Dataset items
──────

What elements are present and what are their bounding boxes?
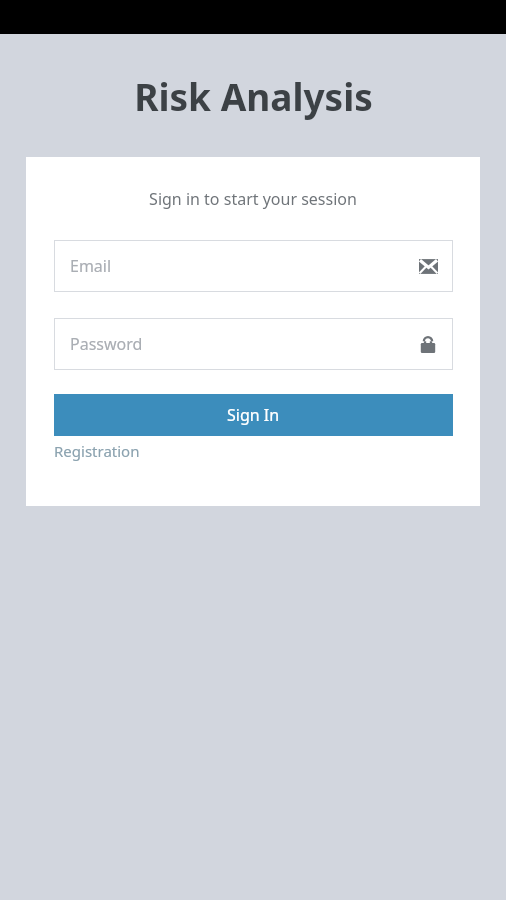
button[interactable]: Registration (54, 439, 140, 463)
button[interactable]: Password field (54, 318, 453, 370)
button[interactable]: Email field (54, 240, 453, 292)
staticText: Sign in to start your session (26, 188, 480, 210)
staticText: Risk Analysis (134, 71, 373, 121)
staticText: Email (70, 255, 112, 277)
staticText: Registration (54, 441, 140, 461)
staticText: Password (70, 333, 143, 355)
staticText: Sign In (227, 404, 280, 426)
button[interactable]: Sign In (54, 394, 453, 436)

──────

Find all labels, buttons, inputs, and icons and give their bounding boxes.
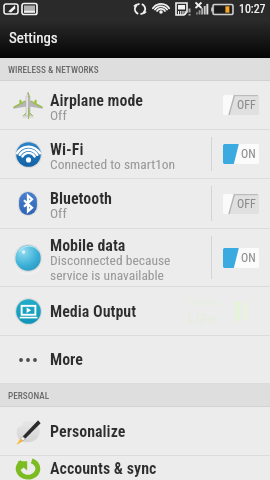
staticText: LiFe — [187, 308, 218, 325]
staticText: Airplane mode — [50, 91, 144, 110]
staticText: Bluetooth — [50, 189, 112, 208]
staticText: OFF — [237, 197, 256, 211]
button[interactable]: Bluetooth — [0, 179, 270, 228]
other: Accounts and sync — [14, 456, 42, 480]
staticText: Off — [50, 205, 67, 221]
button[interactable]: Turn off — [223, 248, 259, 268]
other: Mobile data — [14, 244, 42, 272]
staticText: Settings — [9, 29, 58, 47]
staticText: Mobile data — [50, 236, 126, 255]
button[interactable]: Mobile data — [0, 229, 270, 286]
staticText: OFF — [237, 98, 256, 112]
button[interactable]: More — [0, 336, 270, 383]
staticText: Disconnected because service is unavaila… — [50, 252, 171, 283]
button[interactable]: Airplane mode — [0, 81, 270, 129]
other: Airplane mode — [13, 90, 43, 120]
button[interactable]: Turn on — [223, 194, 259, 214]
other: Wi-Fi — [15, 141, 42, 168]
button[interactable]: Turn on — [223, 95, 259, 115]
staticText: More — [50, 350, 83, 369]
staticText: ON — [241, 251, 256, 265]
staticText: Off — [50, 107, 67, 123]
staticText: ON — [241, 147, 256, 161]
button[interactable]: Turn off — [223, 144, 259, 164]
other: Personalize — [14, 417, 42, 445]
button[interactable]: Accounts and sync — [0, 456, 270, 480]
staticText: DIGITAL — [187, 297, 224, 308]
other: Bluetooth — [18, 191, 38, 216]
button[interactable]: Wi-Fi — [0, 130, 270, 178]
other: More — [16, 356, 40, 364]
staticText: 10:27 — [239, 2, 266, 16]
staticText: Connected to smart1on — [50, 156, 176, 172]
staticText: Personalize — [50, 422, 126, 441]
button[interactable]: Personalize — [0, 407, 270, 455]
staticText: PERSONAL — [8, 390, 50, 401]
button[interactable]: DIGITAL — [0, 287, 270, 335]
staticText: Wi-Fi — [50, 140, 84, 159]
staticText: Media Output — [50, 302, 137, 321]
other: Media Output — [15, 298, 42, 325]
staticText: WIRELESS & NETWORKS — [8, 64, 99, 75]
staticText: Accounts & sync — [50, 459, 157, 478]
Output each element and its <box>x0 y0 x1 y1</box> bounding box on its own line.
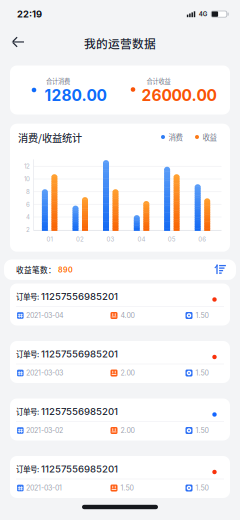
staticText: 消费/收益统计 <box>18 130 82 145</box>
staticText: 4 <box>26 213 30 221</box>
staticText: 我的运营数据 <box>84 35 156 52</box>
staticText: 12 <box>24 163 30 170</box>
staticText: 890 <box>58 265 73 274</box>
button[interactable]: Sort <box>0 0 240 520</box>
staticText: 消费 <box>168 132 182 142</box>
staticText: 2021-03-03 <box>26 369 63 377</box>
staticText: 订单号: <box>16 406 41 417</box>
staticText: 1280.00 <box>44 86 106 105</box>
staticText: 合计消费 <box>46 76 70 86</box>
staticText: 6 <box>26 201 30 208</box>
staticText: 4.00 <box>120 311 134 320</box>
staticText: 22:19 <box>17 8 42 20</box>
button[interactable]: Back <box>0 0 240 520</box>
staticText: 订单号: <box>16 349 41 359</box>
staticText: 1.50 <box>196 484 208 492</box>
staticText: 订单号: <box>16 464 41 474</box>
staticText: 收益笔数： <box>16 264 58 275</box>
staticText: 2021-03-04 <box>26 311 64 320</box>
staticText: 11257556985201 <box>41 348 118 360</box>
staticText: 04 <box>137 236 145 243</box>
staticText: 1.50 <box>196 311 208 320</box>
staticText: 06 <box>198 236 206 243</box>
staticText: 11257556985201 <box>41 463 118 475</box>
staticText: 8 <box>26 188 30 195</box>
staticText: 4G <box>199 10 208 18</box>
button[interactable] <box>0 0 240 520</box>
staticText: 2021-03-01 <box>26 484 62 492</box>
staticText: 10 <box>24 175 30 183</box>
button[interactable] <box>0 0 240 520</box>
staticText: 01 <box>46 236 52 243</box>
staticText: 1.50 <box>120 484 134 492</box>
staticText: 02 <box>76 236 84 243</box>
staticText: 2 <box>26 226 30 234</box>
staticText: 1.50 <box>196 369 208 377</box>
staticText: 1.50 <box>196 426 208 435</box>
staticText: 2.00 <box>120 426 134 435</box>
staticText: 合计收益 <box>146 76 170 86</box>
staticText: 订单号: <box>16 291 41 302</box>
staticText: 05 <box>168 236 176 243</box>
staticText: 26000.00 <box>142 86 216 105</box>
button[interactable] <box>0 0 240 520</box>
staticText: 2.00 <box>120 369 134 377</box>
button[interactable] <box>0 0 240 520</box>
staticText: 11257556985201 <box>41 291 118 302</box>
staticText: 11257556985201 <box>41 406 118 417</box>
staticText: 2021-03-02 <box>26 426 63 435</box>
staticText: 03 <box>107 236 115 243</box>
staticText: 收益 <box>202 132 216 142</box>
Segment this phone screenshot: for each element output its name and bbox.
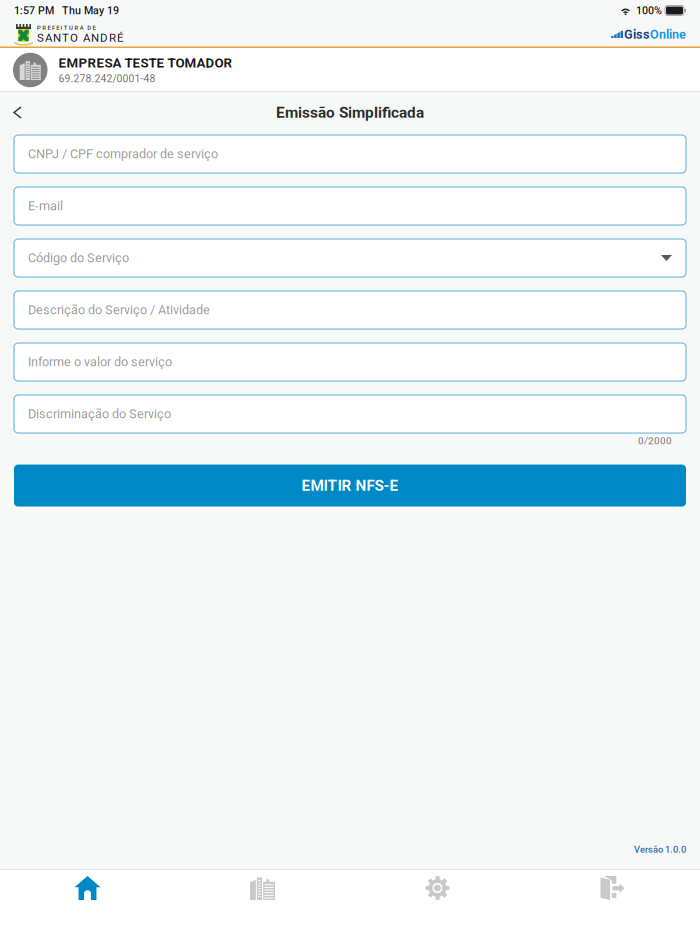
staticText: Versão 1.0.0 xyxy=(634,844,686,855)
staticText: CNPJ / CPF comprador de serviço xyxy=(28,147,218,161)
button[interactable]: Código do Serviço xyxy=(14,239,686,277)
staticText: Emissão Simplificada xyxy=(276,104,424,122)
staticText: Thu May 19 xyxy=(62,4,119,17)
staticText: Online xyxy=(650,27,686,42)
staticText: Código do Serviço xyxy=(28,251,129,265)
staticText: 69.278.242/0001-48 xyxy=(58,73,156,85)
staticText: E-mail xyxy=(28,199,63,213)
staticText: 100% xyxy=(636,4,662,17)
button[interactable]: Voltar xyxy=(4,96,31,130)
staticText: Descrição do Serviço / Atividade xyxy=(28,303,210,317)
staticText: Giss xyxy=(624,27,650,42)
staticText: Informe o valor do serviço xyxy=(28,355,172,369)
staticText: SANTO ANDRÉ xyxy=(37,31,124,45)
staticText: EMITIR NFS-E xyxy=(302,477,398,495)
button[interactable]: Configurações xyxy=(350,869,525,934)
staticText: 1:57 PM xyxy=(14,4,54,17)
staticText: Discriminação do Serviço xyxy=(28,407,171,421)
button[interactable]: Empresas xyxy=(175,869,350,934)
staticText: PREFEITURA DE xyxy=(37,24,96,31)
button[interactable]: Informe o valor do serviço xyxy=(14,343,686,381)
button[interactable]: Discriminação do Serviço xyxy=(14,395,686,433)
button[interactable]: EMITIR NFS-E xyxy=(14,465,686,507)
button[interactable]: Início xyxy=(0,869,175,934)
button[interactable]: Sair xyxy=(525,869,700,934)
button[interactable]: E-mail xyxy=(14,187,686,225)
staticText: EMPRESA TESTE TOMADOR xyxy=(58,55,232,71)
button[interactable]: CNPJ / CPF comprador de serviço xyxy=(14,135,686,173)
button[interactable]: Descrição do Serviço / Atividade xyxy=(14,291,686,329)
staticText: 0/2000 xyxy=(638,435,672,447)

──────

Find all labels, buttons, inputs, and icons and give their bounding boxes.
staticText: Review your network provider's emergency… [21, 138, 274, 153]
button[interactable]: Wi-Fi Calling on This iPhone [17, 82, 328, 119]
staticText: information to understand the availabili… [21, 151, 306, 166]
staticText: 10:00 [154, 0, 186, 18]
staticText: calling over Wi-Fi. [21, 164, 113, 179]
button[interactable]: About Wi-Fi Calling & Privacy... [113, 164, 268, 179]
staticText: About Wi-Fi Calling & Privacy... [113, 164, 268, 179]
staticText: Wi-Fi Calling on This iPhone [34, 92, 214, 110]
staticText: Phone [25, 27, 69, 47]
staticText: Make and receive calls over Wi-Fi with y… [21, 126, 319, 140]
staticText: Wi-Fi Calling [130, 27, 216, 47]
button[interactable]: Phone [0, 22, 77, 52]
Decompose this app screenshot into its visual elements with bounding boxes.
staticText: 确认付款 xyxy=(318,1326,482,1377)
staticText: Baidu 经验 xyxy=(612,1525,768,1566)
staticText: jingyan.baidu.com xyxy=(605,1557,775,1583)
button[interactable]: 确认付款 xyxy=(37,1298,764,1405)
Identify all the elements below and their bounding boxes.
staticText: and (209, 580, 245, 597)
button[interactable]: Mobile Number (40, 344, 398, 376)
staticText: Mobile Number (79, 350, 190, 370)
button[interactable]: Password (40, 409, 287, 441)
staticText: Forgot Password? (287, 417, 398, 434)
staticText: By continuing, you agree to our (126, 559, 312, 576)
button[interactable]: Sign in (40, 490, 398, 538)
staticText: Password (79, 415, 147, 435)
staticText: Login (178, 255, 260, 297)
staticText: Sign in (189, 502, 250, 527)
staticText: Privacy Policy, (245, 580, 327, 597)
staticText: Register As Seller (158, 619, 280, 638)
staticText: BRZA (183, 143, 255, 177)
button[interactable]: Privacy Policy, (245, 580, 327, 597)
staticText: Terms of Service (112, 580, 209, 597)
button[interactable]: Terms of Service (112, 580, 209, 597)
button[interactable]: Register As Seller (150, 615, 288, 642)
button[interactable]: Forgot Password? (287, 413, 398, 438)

──────

Please put the lines from the one containing "button[interactable]: Registration (54, 439, 140, 463)" through the one containing "button[interactable]: Sign In (54, 394, 453, 436)" into a numbered list, both included, and leave out any blank lines.

> [Reply to the exercise]
1. button[interactable]: Registration (54, 439, 140, 463)
2. button[interactable]: Password field (54, 318, 453, 370)
3. button[interactable]: Email field (54, 240, 453, 292)
4. staticText: Sign in to start your session (26, 188, 480, 210)
5. staticText: Risk Analysis (134, 71, 373, 121)
6. staticText: Email (70, 255, 112, 277)
7. staticText: Registration (54, 441, 140, 461)
8. staticText: Password (70, 333, 143, 355)
9. staticText: Sign In (227, 404, 280, 426)
10. button[interactable]: Sign In (54, 394, 453, 436)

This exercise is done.